> _Problem requirements_: Which lines hold the word "Output"? Copy each of them from the material.

> _Material for this exercise_:
______________________________
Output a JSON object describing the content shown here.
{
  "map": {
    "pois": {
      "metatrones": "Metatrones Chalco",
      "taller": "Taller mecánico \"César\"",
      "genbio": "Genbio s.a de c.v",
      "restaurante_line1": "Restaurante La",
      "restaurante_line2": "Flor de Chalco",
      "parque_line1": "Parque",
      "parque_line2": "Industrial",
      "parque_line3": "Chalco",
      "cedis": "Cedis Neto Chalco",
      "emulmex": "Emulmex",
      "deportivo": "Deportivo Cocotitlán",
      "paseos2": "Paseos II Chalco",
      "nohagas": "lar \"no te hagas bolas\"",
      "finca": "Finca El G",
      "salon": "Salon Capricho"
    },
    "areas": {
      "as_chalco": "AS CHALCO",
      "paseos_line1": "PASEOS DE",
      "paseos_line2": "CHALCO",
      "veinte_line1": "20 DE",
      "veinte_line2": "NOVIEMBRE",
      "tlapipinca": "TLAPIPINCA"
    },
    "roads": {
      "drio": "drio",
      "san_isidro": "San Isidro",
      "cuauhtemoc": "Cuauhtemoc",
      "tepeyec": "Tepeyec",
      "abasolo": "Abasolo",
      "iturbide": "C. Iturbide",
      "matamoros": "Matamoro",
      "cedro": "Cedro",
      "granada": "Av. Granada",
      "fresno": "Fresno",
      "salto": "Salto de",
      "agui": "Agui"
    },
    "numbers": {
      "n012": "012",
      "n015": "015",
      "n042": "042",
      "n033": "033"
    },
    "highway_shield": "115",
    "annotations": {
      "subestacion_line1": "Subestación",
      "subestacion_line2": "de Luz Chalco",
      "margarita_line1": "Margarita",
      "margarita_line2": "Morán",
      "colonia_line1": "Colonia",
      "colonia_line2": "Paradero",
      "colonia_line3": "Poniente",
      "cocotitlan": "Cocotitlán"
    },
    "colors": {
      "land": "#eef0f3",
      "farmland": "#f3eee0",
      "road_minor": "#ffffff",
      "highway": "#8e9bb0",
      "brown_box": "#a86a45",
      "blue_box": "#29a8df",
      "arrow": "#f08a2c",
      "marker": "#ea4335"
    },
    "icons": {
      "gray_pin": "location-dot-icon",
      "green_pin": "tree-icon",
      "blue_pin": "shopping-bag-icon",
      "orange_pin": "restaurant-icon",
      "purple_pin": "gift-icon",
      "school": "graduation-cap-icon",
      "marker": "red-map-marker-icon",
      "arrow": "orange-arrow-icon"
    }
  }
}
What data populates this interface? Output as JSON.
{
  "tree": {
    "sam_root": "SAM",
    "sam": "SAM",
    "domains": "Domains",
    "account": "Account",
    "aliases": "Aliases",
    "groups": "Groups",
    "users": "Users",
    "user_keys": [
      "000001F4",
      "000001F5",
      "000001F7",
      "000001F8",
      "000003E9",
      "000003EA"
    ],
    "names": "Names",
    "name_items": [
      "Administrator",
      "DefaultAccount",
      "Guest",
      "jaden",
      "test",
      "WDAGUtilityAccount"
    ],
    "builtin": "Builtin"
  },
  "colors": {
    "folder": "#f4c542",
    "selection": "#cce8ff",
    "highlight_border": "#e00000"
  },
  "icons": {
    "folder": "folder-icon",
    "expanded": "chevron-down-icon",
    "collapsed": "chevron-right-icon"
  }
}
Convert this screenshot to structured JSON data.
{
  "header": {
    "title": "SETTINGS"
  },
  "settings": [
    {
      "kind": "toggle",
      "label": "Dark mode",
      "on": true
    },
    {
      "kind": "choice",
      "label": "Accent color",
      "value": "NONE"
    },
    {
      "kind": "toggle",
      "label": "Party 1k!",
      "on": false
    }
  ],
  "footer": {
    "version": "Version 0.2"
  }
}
______________________________
> _The reply_:
Output a JSON object describing the content shown here.
What data populates this interface? Output as JSON.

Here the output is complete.